TASK TO COMPLETE: Could you transcribe every record below exactly as written, leaving out any pictures?

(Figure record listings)
-*-*-

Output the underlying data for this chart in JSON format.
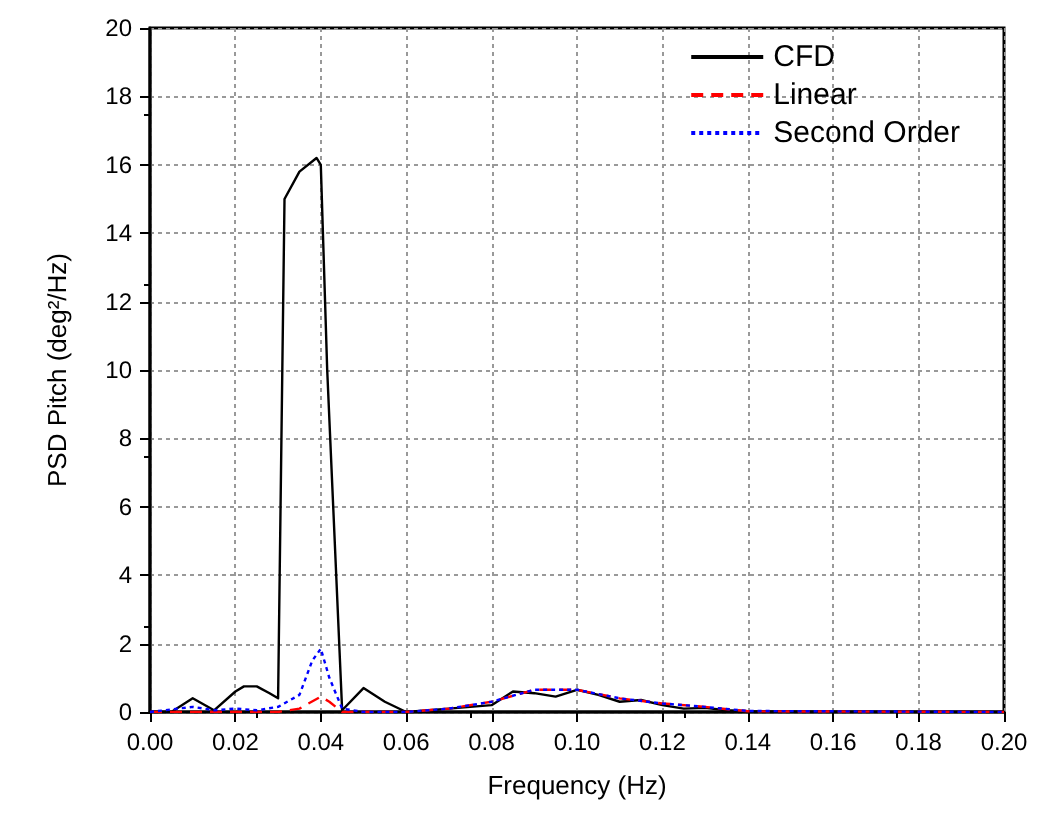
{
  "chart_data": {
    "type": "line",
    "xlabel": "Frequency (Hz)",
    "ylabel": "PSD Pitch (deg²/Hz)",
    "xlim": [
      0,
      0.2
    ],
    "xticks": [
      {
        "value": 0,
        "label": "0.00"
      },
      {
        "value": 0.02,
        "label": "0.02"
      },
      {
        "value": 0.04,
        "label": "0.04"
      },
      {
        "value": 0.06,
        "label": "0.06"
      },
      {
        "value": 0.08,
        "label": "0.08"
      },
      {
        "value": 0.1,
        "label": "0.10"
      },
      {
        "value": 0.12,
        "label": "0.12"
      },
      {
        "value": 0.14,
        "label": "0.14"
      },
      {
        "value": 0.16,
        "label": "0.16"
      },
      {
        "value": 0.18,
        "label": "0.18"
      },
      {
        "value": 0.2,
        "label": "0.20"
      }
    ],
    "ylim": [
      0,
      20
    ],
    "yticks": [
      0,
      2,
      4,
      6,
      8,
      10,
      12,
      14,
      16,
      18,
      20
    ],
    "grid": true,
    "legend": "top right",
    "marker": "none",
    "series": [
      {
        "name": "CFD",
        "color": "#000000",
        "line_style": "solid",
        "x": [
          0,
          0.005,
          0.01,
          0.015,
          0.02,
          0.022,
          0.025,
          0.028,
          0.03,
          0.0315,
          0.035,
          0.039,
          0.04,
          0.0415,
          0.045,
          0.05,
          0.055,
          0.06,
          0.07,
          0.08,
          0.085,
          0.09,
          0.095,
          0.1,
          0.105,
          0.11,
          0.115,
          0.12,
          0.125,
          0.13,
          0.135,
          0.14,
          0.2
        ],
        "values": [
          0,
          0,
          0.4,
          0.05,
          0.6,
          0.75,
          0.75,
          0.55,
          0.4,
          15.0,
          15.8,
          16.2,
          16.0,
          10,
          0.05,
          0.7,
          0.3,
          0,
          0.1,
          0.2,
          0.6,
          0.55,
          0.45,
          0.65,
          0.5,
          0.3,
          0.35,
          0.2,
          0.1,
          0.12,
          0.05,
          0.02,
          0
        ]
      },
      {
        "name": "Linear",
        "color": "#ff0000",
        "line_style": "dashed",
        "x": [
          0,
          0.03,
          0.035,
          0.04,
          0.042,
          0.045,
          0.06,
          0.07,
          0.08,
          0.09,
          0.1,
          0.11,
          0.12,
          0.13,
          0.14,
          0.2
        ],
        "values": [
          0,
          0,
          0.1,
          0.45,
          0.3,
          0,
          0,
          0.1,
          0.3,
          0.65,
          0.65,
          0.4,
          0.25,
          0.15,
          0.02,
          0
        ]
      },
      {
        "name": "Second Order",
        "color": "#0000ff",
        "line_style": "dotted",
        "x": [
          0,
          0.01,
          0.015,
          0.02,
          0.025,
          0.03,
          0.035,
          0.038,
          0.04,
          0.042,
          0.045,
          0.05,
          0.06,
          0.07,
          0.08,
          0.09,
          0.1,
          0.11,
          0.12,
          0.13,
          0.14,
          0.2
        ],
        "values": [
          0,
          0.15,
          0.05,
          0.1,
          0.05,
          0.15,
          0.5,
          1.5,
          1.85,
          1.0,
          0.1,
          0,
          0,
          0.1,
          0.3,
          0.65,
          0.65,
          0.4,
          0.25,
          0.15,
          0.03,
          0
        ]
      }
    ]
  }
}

-*-*-

FINISHED ANSWER:
Output the underlying data for this chart in JSON format.
{
  "chart_data": {
    "type": "line",
    "xlabel": "Frequency (Hz)",
    "ylabel": "PSD Pitch (deg²/Hz)",
    "xlim": [
      0,
      0.2
    ],
    "xticks": [
      {
        "value": 0,
        "label": "0.00"
      },
      {
        "value": 0.02,
        "label": "0.02"
      },
      {
        "value": 0.04,
        "label": "0.04"
      },
      {
        "value": 0.06,
        "label": "0.06"
      },
      {
        "value": 0.08,
        "label": "0.08"
      },
      {
        "value": 0.1,
        "label": "0.10"
      },
      {
        "value": 0.12,
        "label": "0.12"
      },
      {
        "value": 0.14,
        "label": "0.14"
      },
      {
        "value": 0.16,
        "label": "0.16"
      },
      {
        "value": 0.18,
        "label": "0.18"
      },
      {
        "value": 0.2,
        "label": "0.20"
      }
    ],
    "ylim": [
      0,
      20
    ],
    "yticks": [
      0,
      2,
      4,
      6,
      8,
      10,
      12,
      14,
      16,
      18,
      20
    ],
    "grid": true,
    "legend": "top right",
    "marker": "none",
    "series": [
      {
        "name": "CFD",
        "color": "#000000",
        "line_style": "solid",
        "x": [
          0,
          0.005,
          0.01,
          0.015,
          0.02,
          0.022,
          0.025,
          0.028,
          0.03,
          0.0315,
          0.035,
          0.039,
          0.04,
          0.0415,
          0.045,
          0.05,
          0.055,
          0.06,
          0.07,
          0.08,
          0.085,
          0.09,
          0.095,
          0.1,
          0.105,
          0.11,
          0.115,
          0.12,
          0.125,
          0.13,
          0.135,
          0.14,
          0.2
        ],
        "values": [
          0,
          0,
          0.4,
          0.05,
          0.6,
          0.75,
          0.75,
          0.55,
          0.4,
          15.0,
          15.8,
          16.2,
          16.0,
          10,
          0.05,
          0.7,
          0.3,
          0,
          0.1,
          0.2,
          0.6,
          0.55,
          0.45,
          0.65,
          0.5,
          0.3,
          0.35,
          0.2,
          0.1,
          0.12,
          0.05,
          0.02,
          0
        ]
      },
      {
        "name": "Linear",
        "color": "#ff0000",
        "line_style": "dashed",
        "x": [
          0,
          0.03,
          0.035,
          0.04,
          0.042,
          0.045,
          0.06,
          0.07,
          0.08,
          0.09,
          0.1,
          0.11,
          0.12,
          0.13,
          0.14,
          0.2
        ],
        "values": [
          0,
          0,
          0.1,
          0.45,
          0.3,
          0,
          0,
          0.1,
          0.3,
          0.65,
          0.65,
          0.4,
          0.25,
          0.15,
          0.02,
          0
        ]
      },
      {
        "name": "Second Order",
        "color": "#0000ff",
        "line_style": "dotted",
        "x": [
          0,
          0.01,
          0.015,
          0.02,
          0.025,
          0.03,
          0.035,
          0.038,
          0.04,
          0.042,
          0.045,
          0.05,
          0.06,
          0.07,
          0.08,
          0.09,
          0.1,
          0.11,
          0.12,
          0.13,
          0.14,
          0.2
        ],
        "values": [
          0,
          0.15,
          0.05,
          0.1,
          0.05,
          0.15,
          0.5,
          1.5,
          1.85,
          1.0,
          0.1,
          0,
          0,
          0.1,
          0.3,
          0.65,
          0.65,
          0.4,
          0.25,
          0.15,
          0.03,
          0
        ]
      }
    ]
  }
}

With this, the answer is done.